── DATASET RECORDS ──

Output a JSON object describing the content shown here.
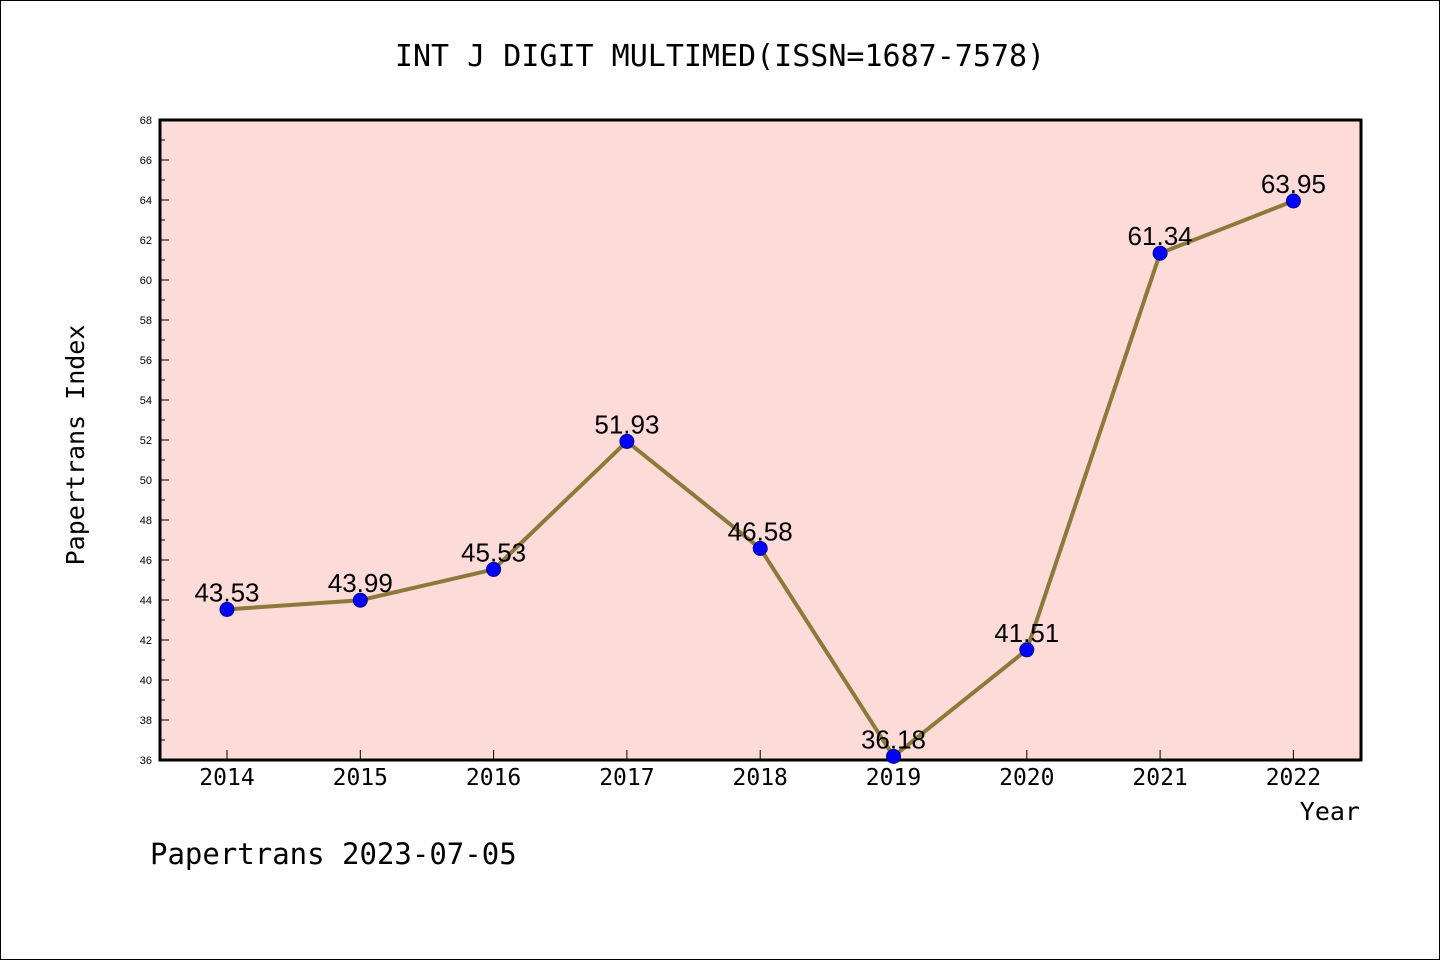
{
  "chart_data": {
    "type": "line",
    "title": "INT J DIGIT MULTIMED(ISSN=1687-7578)",
    "xlabel": "Year",
    "ylabel": "Papertrans Index",
    "categories": [
      "2014",
      "2015",
      "2016",
      "2017",
      "2018",
      "2019",
      "2020",
      "2021",
      "2022"
    ],
    "values": [
      43.53,
      43.99,
      45.53,
      51.93,
      46.58,
      36.18,
      41.51,
      61.34,
      63.95
    ],
    "value_labels": [
      "43.53",
      "43.99",
      "45.53",
      "51.93",
      "46.58",
      "36.18",
      "41.51",
      "61.34",
      "63.95"
    ],
    "ylim": [
      36,
      68
    ],
    "yticks": [
      36,
      38,
      40,
      42,
      44,
      46,
      48,
      50,
      52,
      54,
      56,
      58,
      60,
      62,
      64,
      66,
      68
    ],
    "grid": false,
    "colors": {
      "plot_background": "#fddbd8",
      "line": "#8b7a3a",
      "marker": "#0000ff"
    }
  },
  "footer": "Papertrans 2023-07-05"
}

───

### PROMPT
Reproduce all the entries that precede this task, word for word, minus any pictures.

### TASK SOLUTION
Output a JSON object describing the content shown here.
{
  "chart_data": {
    "type": "line",
    "title": "INT J DIGIT MULTIMED(ISSN=1687-7578)",
    "xlabel": "Year",
    "ylabel": "Papertrans Index",
    "categories": [
      "2014",
      "2015",
      "2016",
      "2017",
      "2018",
      "2019",
      "2020",
      "2021",
      "2022"
    ],
    "values": [
      43.53,
      43.99,
      45.53,
      51.93,
      46.58,
      36.18,
      41.51,
      61.34,
      63.95
    ],
    "value_labels": [
      "43.53",
      "43.99",
      "45.53",
      "51.93",
      "46.58",
      "36.18",
      "41.51",
      "61.34",
      "63.95"
    ],
    "ylim": [
      36,
      68
    ],
    "yticks": [
      36,
      38,
      40,
      42,
      44,
      46,
      48,
      50,
      52,
      54,
      56,
      58,
      60,
      62,
      64,
      66,
      68
    ],
    "grid": false,
    "colors": {
      "plot_background": "#fddbd8",
      "line": "#8b7a3a",
      "marker": "#0000ff"
    }
  },
  "footer": "Papertrans 2023-07-05"
}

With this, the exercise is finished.